LESETEXT:
----------------

Rüstungsproduktion: Russland und Nato im Vergleich

Das ECFR wird zu einem großen Teil aus US-Mitteln finanziert und kann als Thinktank bezeichnet werden, der militärische Eskalation diplomatischen Lösungen vorzieht. Das Papier plädiert daher vorwiegend für eine deutliche Steigerung der europäischen Rüstungsanstrengungen, wie sie von den wechselnden US-Administrationen seit Langem gefordert wird.

Doch nicht nur der hier präsentierte Vergleich der Rüstungskapazitäten ist hochinteressant. Gressel geht davon aus, dass Russland derzeit in der Lage ist, seinen Streitkräften jährlich etwa 1.000 Kampfpanzer und eine ähnliche Zahl von Schützenpanzern und gepanzerten Mannschaftstransportwagen zuzuführen. Diese würden überwiegend aus Altbeständen modernisiert.

Das britische Royal United Services Institute (RUSI) geht in einer erst vor 5 Tagen veröffentlichten Studie sogar von noch höheren Produktionszahlen aus, dort ist von rund 1.500 Panzern und 3.000 weiteren gepanzerten Kampffahrzeugen für dieses Jahr die Rede. Allerdings folgt RUSI hier den offiziellen Verlautbarungen des russischen Verteidigungsministeriums.

Die brasilianische Militäranalystin Patricia Marins hält niedrigere Panzerzahlen für wahrscheinlicher. Sie schätzt, dass Russland nur etwa 560 Kampfpanzer pro Jahr bauen kann. Die Gesamtzahl aller gepanzerten Fahrzeuge, die bis 2024 in die russische Armee gelangen, schätzt sie aber noch höher auf 2.500-2.600. Interessant ist auch Marins Beobachtung, dass die russische Armee die Reparatur beschädigter Fahrzeuge offenbar erheblich beschleunigt hat. Sie führt aus:

Auch wenn die Russen ihren Produktionsbehauptungen nicht gerecht werden, so reparieren sie doch rasch ihre Ausrüstung, indem sie Reparaturzentren in die Nähe der Grenzen verlegen.

Denn meist werden Panzerfahrzeuge nur beschädigt und nicht vollständig zerstört, wie auf den zahlreichen Telegram- und X-Videos deutlich zu sehen ist. Die Plattform Oryx, die russische und ukrainische Materialverluste dokumentiert, listet häufig nur beschädigte Fahrzeuge auf, sodass die tatsächlichen russischen Verluste weit geringer sein dürften, als von Oryx behauptet.

Umgekehrt ist es gerade die Reparaturlogistik der Nato, die vielen Experten Kopfzerbrechen bereitet. So hat Rheinmetall erst kürzlich in der Ukraine eine Werkstatt eröffnet, die Reparaturen vor Ort durchführen kann, deren Größe allerdings sehr bescheiden erscheint und wohl eher eine Art Versuchsballon ist.

----------------

ZEILEN:
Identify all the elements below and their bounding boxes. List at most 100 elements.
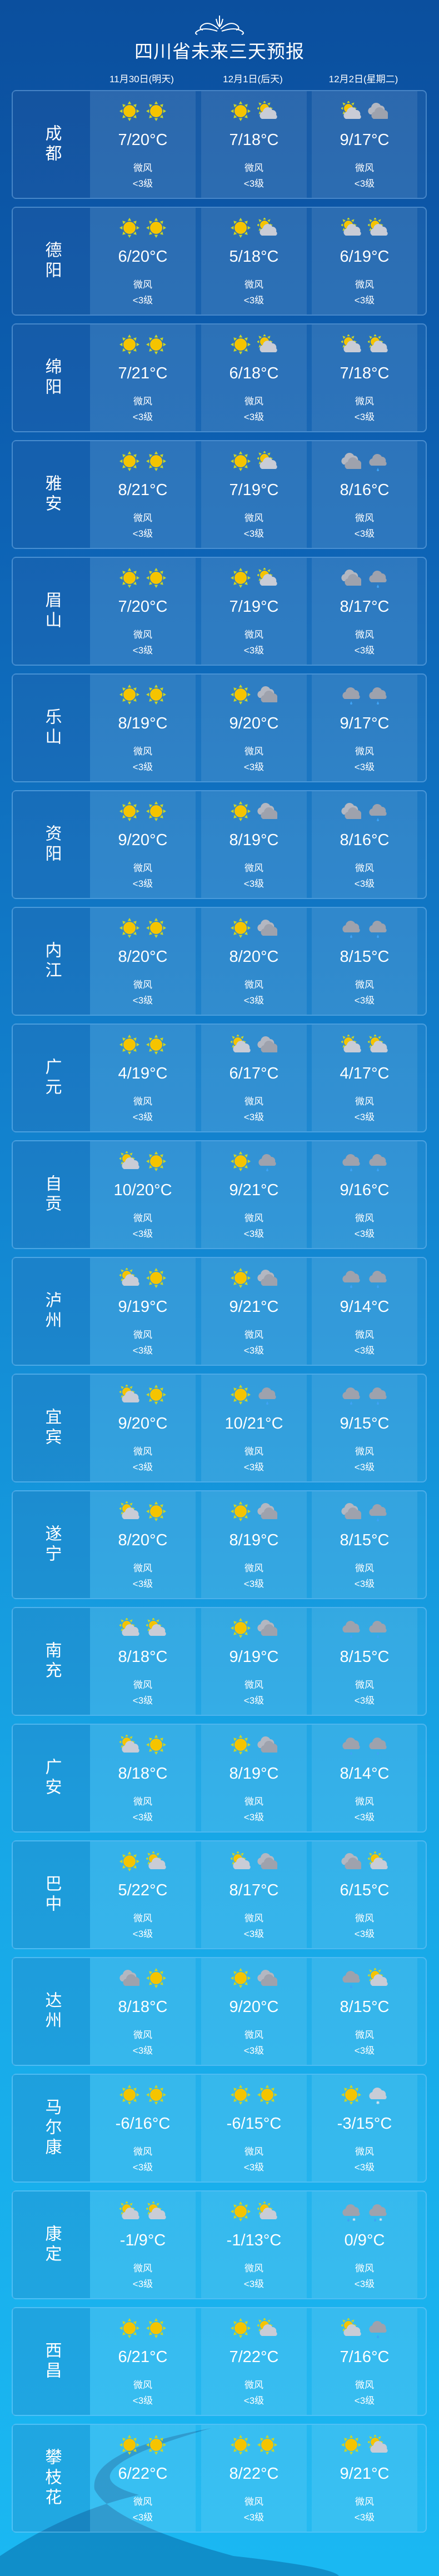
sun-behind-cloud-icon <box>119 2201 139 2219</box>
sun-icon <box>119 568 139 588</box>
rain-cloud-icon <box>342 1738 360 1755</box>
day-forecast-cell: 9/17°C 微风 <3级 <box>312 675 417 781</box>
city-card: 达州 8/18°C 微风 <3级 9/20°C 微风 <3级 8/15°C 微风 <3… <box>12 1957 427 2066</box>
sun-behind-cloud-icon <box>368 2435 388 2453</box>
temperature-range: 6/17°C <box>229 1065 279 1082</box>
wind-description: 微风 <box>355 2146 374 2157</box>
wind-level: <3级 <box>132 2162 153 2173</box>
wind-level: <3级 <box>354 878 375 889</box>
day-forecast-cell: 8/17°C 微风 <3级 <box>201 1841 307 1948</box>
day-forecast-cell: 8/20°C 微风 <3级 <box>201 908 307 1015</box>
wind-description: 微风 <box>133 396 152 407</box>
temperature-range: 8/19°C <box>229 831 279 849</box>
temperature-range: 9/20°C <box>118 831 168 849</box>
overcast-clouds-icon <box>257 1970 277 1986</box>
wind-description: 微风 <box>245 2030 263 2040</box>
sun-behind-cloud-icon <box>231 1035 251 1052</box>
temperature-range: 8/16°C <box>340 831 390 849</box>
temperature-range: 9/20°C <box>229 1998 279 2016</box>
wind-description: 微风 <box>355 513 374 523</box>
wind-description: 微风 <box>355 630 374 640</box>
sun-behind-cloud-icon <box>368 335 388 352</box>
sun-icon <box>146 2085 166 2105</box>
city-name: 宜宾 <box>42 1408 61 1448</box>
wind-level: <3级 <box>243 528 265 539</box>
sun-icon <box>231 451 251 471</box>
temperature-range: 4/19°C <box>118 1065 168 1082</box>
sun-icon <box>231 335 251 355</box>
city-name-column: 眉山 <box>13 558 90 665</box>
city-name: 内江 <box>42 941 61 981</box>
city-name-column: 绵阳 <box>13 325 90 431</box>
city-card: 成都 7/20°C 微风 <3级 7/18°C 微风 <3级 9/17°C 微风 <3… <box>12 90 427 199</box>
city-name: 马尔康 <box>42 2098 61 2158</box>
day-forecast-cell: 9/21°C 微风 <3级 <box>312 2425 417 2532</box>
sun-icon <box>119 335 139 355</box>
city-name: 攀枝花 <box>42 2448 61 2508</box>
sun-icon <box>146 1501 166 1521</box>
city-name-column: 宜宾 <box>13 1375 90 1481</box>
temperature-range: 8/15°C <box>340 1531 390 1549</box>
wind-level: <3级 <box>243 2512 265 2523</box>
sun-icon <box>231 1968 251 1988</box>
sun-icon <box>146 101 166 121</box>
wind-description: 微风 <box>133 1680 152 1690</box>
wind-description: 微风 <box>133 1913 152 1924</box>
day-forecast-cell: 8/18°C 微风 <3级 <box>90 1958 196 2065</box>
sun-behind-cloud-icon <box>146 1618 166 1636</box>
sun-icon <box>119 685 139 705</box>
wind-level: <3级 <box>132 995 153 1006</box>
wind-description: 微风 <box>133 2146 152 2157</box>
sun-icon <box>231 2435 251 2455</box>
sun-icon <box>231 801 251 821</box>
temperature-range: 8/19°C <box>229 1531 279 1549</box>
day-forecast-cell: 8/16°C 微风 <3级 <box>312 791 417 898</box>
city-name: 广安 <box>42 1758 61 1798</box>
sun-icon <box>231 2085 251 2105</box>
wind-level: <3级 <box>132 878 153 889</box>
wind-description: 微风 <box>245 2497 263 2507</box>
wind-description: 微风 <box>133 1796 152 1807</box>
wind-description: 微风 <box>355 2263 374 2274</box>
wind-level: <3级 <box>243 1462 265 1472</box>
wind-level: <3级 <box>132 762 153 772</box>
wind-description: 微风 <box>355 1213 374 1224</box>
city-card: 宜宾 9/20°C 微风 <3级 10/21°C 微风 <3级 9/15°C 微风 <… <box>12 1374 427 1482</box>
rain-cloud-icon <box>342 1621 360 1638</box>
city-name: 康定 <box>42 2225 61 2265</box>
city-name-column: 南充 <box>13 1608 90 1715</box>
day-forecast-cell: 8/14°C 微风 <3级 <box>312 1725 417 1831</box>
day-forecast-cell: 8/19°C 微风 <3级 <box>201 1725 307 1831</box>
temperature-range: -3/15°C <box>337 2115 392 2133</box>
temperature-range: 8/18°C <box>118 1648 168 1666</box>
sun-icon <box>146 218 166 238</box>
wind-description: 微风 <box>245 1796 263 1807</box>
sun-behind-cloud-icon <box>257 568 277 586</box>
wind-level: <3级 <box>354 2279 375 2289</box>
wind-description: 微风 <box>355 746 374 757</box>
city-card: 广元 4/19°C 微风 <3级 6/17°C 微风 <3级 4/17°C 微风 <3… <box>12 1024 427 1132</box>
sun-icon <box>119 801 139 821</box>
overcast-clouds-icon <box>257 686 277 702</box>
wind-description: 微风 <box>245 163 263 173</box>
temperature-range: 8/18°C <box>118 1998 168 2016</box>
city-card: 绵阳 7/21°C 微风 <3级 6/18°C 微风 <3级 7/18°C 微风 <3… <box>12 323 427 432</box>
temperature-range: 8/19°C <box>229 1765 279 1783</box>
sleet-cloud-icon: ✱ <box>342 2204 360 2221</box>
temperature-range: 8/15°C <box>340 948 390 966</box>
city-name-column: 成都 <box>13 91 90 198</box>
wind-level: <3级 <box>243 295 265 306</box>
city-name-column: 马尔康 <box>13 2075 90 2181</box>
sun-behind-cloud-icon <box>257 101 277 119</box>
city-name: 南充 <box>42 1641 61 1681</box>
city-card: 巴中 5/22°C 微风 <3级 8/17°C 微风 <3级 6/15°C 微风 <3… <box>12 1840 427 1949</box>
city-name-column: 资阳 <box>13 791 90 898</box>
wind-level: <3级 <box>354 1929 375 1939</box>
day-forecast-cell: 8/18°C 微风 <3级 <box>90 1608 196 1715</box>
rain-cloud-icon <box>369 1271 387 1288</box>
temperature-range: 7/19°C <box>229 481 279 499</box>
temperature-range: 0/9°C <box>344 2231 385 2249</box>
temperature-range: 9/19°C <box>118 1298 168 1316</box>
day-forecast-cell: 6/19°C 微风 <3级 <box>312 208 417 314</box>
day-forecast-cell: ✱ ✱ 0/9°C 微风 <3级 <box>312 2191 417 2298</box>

----------------

ZU ERLEDIGEN:
a: Kopiere aus dem Text zur Rüstungsproduktion wortgetreu den Abschnitt, der bei "Die brasilianische Militäranalystin" beginnt und bei "der Grenzen verlegen." endet.
b: Nimm den Text über die Rüstungsproduktion Russlands und der Nato an der Stelle auf, an der er endet, und schreib ihn weiter.

ERGEBNISSE:
a:
Die brasilianische Militäranalystin Patricia Marins hält niedrigere Panzerzahlen für wahrscheinlicher. Sie schätzt, dass Russland nur etwa 560 Kampfpanzer pro Jahr bauen kann. Die Gesamtzahl aller gepanzerten Fahrzeuge, die bis 2024 in die russische Armee gelangen, schätzt sie aber noch höher auf 2.500-2.600. Interessant ist auch Marins Beobachtung, dass die russische Armee die Reparatur beschädigter Fahrzeuge offenbar erheblich beschleunigt hat. Sie führt aus:

Auch wenn die Russen ihren Produktionsbehauptungen nicht gerecht werden, so reparieren sie doch rasch ihre Ausrüstung, indem sie Reparaturzentren in die Nähe der Grenzen verlegen.

b:
Reparatur und Logistik: Entscheidender Faktor im Krieg

Es bleibt festzuhalten, dass die Möglichkeiten Russlands, Verluste auf dem Schlachtfeld zu ersetzen, äußerst schwer zu ermitteln sind und die Zahlen daher zwangsläufig unscharf bleiben. Erschwerend kommt hinzu, dass die Russische Föderation über erhebliche Hallenkapazitäten verfügt, in denen geparkte Panzer untergebracht werden können, die von Satelliten nicht sichtbar sind. Gleiches gilt für unterirdische Lagerkapazitäten, etwa entlang der Transsibirischen Eisenbahn.

Gressel resümiert, dass Russland seine Kriegsanstrengungen aufrechterhalten könnte, wenn es diese Lager aufbrauchen würde. Doch:

Das gilt auch für den Westen. Die Partner der Ukraine haben bisher 585 Kampfpanzer, 550 Schützenpanzer, 1.180 gepanzerte Mannschaftstransportwagen und über 350 Selbstfahrlafetten geliefert. Das sind beeindruckende Zahlen, aber bisher stammen diese Fahrzeuge überwiegend aus Reservelagern. Dabei handelte es sich größtenteils um sowjetische Altbestände, z.B. zahlreiche T- 72-Panzervarianten oder BMP-Schützenpanzer aller Art, die bei der Umstellung der neuen NATO- Länder auf westliche Ausrüstung übrig geblieben waren. Andere Länder lieferten viele leichte gepanzerte Fahrzeuge, die sie für die Kriege in Irak und Afghanistan beschafft hatten.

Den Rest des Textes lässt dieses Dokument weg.